TASK TO CARRY OUT: Make an exact copy of all the entries, but do not reproduce the pictures.

* * *

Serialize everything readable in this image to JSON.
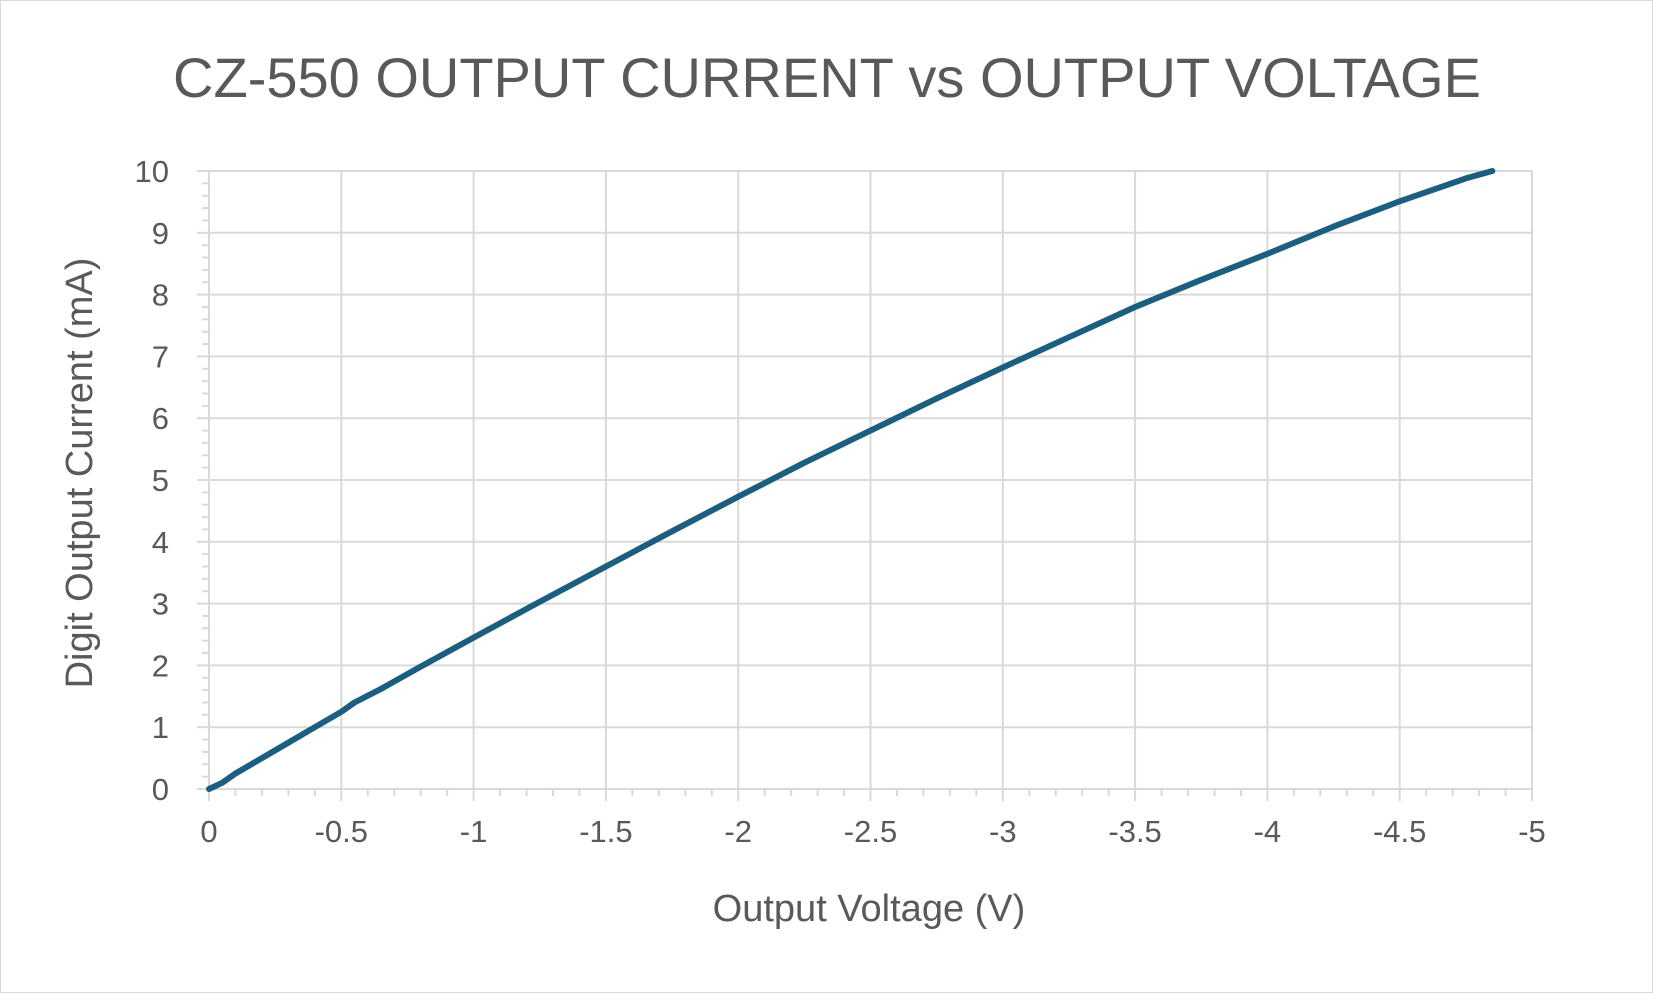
{
  "chart_data": {
    "type": "line",
    "title": "CZ-550 OUTPUT CURRENT vs OUTPUT VOLTAGE",
    "xlabel": "Output Voltage (V)",
    "ylabel": "Digit Output Current (mA)",
    "xlim": [
      0,
      -5
    ],
    "ylim": [
      0,
      10
    ],
    "x_ticks": [
      0,
      -0.5,
      -1,
      -1.5,
      -2,
      -2.5,
      -3,
      -3.5,
      -4,
      -4.5,
      -5
    ],
    "x_tick_labels": [
      "0",
      "-0.5",
      "-1",
      "-1.5",
      "-2",
      "-2.5",
      "-3",
      "-3.5",
      "-4",
      "-4.5",
      "-5"
    ],
    "y_ticks": [
      0,
      1,
      2,
      3,
      4,
      5,
      6,
      7,
      8,
      9,
      10
    ],
    "y_tick_labels": [
      "0",
      "1",
      "2",
      "3",
      "4",
      "5",
      "6",
      "7",
      "8",
      "9",
      "10"
    ],
    "grid": true,
    "legend": "none",
    "colors": {
      "line": "#1b5e80",
      "grid": "#d9d9d9",
      "text": "#595959"
    },
    "series": [
      {
        "x": [
          0,
          -0.05,
          -0.1,
          -0.2,
          -0.3,
          -0.4,
          -0.5,
          -0.55,
          -0.65,
          -0.8,
          -1,
          -1.25,
          -1.5,
          -1.75,
          -2,
          -2.25,
          -2.5,
          -2.75,
          -3,
          -3.25,
          -3.5,
          -3.75,
          -4,
          -4.25,
          -4.5,
          -4.75,
          -4.85
        ],
        "y": [
          0,
          0.1,
          0.25,
          0.5,
          0.75,
          1.0,
          1.25,
          1.4,
          1.62,
          1.98,
          2.45,
          3.03,
          3.6,
          4.17,
          4.73,
          5.28,
          5.8,
          6.32,
          6.82,
          7.31,
          7.8,
          8.24,
          8.66,
          9.1,
          9.51,
          9.88,
          10.0
        ]
      }
    ]
  }
}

* * *

SOLUTION TO THIS TASK:
Serialize everything readable in this image to JSON.
{
  "chart_data": {
    "type": "line",
    "title": "CZ-550 OUTPUT CURRENT vs OUTPUT VOLTAGE",
    "xlabel": "Output Voltage (V)",
    "ylabel": "Digit Output Current (mA)",
    "xlim": [
      0,
      -5
    ],
    "ylim": [
      0,
      10
    ],
    "x_ticks": [
      0,
      -0.5,
      -1,
      -1.5,
      -2,
      -2.5,
      -3,
      -3.5,
      -4,
      -4.5,
      -5
    ],
    "x_tick_labels": [
      "0",
      "-0.5",
      "-1",
      "-1.5",
      "-2",
      "-2.5",
      "-3",
      "-3.5",
      "-4",
      "-4.5",
      "-5"
    ],
    "y_ticks": [
      0,
      1,
      2,
      3,
      4,
      5,
      6,
      7,
      8,
      9,
      10
    ],
    "y_tick_labels": [
      "0",
      "1",
      "2",
      "3",
      "4",
      "5",
      "6",
      "7",
      "8",
      "9",
      "10"
    ],
    "grid": true,
    "legend": "none",
    "colors": {
      "line": "#1b5e80",
      "grid": "#d9d9d9",
      "text": "#595959"
    },
    "series": [
      {
        "x": [
          0,
          -0.05,
          -0.1,
          -0.2,
          -0.3,
          -0.4,
          -0.5,
          -0.55,
          -0.65,
          -0.8,
          -1,
          -1.25,
          -1.5,
          -1.75,
          -2,
          -2.25,
          -2.5,
          -2.75,
          -3,
          -3.25,
          -3.5,
          -3.75,
          -4,
          -4.25,
          -4.5,
          -4.75,
          -4.85
        ],
        "y": [
          0,
          0.1,
          0.25,
          0.5,
          0.75,
          1.0,
          1.25,
          1.4,
          1.62,
          1.98,
          2.45,
          3.03,
          3.6,
          4.17,
          4.73,
          5.28,
          5.8,
          6.32,
          6.82,
          7.31,
          7.8,
          8.24,
          8.66,
          9.1,
          9.51,
          9.88,
          10.0
        ]
      }
    ]
  }
}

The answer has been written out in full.